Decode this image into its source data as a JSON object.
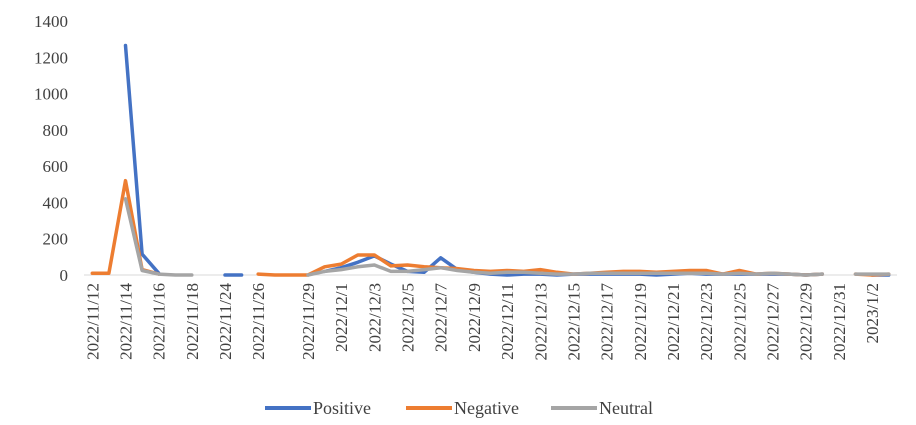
{
  "chart_data": {
    "type": "line",
    "title": "",
    "xlabel": "",
    "ylabel": "",
    "ylim": [
      0,
      1400
    ],
    "yticks": [
      0,
      200,
      400,
      600,
      800,
      1000,
      1200,
      1400
    ],
    "grid": false,
    "legend_position": "bottom",
    "x": [
      "2022/11/12",
      "2022/11/13",
      "2022/11/14",
      "2022/11/15",
      "2022/11/16",
      "2022/11/17",
      "2022/11/18",
      "2022/11/19",
      "2022/11/24",
      "2022/11/25",
      "2022/11/26",
      "2022/11/27",
      "2022/11/28",
      "2022/11/29",
      "2022/11/30",
      "2022/12/1",
      "2022/12/2",
      "2022/12/3",
      "2022/12/4",
      "2022/12/5",
      "2022/12/6",
      "2022/12/7",
      "2022/12/8",
      "2022/12/9",
      "2022/12/10",
      "2022/12/11",
      "2022/12/12",
      "2022/12/13",
      "2022/12/14",
      "2022/12/15",
      "2022/12/16",
      "2022/12/17",
      "2022/12/18",
      "2022/12/19",
      "2022/12/20",
      "2022/12/21",
      "2022/12/22",
      "2022/12/23",
      "2022/12/24",
      "2022/12/25",
      "2022/12/26",
      "2022/12/27",
      "2022/12/28",
      "2022/12/29",
      "2022/12/30",
      "2022/12/31",
      "2023/1/1",
      "2023/1/2",
      "2023/1/3"
    ],
    "x_tick_labels": [
      "2022/11/12",
      "2022/11/14",
      "2022/11/16",
      "2022/11/18",
      "2022/11/24",
      "2022/11/26",
      "2022/11/29",
      "2022/12/1",
      "2022/12/3",
      "2022/12/5",
      "2022/12/7",
      "2022/12/9",
      "2022/12/11",
      "2022/12/13",
      "2022/12/15",
      "2022/12/17",
      "2022/12/19",
      "2022/12/21",
      "2022/12/23",
      "2022/12/25",
      "2022/12/27",
      "2022/12/29",
      "2022/12/31",
      "2023/1/2"
    ],
    "series": [
      {
        "name": "Positive",
        "color": "#4472C4",
        "values": [
          null,
          null,
          1265,
          115,
          10,
          null,
          null,
          null,
          0,
          0,
          null,
          null,
          null,
          null,
          20,
          40,
          70,
          105,
          60,
          20,
          15,
          95,
          30,
          15,
          5,
          0,
          5,
          5,
          0,
          5,
          5,
          5,
          5,
          5,
          0,
          5,
          10,
          5,
          5,
          5,
          5,
          5,
          5,
          0,
          5,
          null,
          null,
          0,
          0
        ]
      },
      {
        "name": "Negative",
        "color": "#ED7D31",
        "values": [
          10,
          10,
          520,
          30,
          5,
          null,
          null,
          null,
          null,
          null,
          5,
          0,
          0,
          0,
          45,
          60,
          110,
          110,
          50,
          55,
          45,
          40,
          35,
          25,
          20,
          25,
          20,
          30,
          15,
          5,
          10,
          15,
          20,
          20,
          15,
          20,
          25,
          25,
          5,
          25,
          5,
          10,
          5,
          0,
          5,
          null,
          5,
          0,
          5
        ]
      },
      {
        "name": "Neutral",
        "color": "#A5A5A5",
        "values": [
          null,
          null,
          420,
          25,
          5,
          0,
          0,
          null,
          null,
          null,
          null,
          null,
          null,
          0,
          20,
          30,
          45,
          55,
          20,
          20,
          30,
          40,
          25,
          15,
          10,
          15,
          15,
          10,
          5,
          5,
          10,
          10,
          10,
          10,
          10,
          10,
          10,
          10,
          5,
          10,
          5,
          10,
          5,
          0,
          5,
          null,
          5,
          5,
          5
        ]
      }
    ]
  }
}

▸ What the task asks:
From the data above, write out everything exactly except the pictures.

▸ Answer:
Decode this image into its source data as a JSON object.
{
  "chart_data": {
    "type": "line",
    "title": "",
    "xlabel": "",
    "ylabel": "",
    "ylim": [
      0,
      1400
    ],
    "yticks": [
      0,
      200,
      400,
      600,
      800,
      1000,
      1200,
      1400
    ],
    "grid": false,
    "legend_position": "bottom",
    "x": [
      "2022/11/12",
      "2022/11/13",
      "2022/11/14",
      "2022/11/15",
      "2022/11/16",
      "2022/11/17",
      "2022/11/18",
      "2022/11/19",
      "2022/11/24",
      "2022/11/25",
      "2022/11/26",
      "2022/11/27",
      "2022/11/28",
      "2022/11/29",
      "2022/11/30",
      "2022/12/1",
      "2022/12/2",
      "2022/12/3",
      "2022/12/4",
      "2022/12/5",
      "2022/12/6",
      "2022/12/7",
      "2022/12/8",
      "2022/12/9",
      "2022/12/10",
      "2022/12/11",
      "2022/12/12",
      "2022/12/13",
      "2022/12/14",
      "2022/12/15",
      "2022/12/16",
      "2022/12/17",
      "2022/12/18",
      "2022/12/19",
      "2022/12/20",
      "2022/12/21",
      "2022/12/22",
      "2022/12/23",
      "2022/12/24",
      "2022/12/25",
      "2022/12/26",
      "2022/12/27",
      "2022/12/28",
      "2022/12/29",
      "2022/12/30",
      "2022/12/31",
      "2023/1/1",
      "2023/1/2",
      "2023/1/3"
    ],
    "x_tick_labels": [
      "2022/11/12",
      "2022/11/14",
      "2022/11/16",
      "2022/11/18",
      "2022/11/24",
      "2022/11/26",
      "2022/11/29",
      "2022/12/1",
      "2022/12/3",
      "2022/12/5",
      "2022/12/7",
      "2022/12/9",
      "2022/12/11",
      "2022/12/13",
      "2022/12/15",
      "2022/12/17",
      "2022/12/19",
      "2022/12/21",
      "2022/12/23",
      "2022/12/25",
      "2022/12/27",
      "2022/12/29",
      "2022/12/31",
      "2023/1/2"
    ],
    "series": [
      {
        "name": "Positive",
        "color": "#4472C4",
        "values": [
          null,
          null,
          1265,
          115,
          10,
          null,
          null,
          null,
          0,
          0,
          null,
          null,
          null,
          null,
          20,
          40,
          70,
          105,
          60,
          20,
          15,
          95,
          30,
          15,
          5,
          0,
          5,
          5,
          0,
          5,
          5,
          5,
          5,
          5,
          0,
          5,
          10,
          5,
          5,
          5,
          5,
          5,
          5,
          0,
          5,
          null,
          null,
          0,
          0
        ]
      },
      {
        "name": "Negative",
        "color": "#ED7D31",
        "values": [
          10,
          10,
          520,
          30,
          5,
          null,
          null,
          null,
          null,
          null,
          5,
          0,
          0,
          0,
          45,
          60,
          110,
          110,
          50,
          55,
          45,
          40,
          35,
          25,
          20,
          25,
          20,
          30,
          15,
          5,
          10,
          15,
          20,
          20,
          15,
          20,
          25,
          25,
          5,
          25,
          5,
          10,
          5,
          0,
          5,
          null,
          5,
          0,
          5
        ]
      },
      {
        "name": "Neutral",
        "color": "#A5A5A5",
        "values": [
          null,
          null,
          420,
          25,
          5,
          0,
          0,
          null,
          null,
          null,
          null,
          null,
          null,
          0,
          20,
          30,
          45,
          55,
          20,
          20,
          30,
          40,
          25,
          15,
          10,
          15,
          15,
          10,
          5,
          5,
          10,
          10,
          10,
          10,
          10,
          10,
          10,
          10,
          5,
          10,
          5,
          10,
          5,
          0,
          5,
          null,
          5,
          5,
          5
        ]
      }
    ]
  }
}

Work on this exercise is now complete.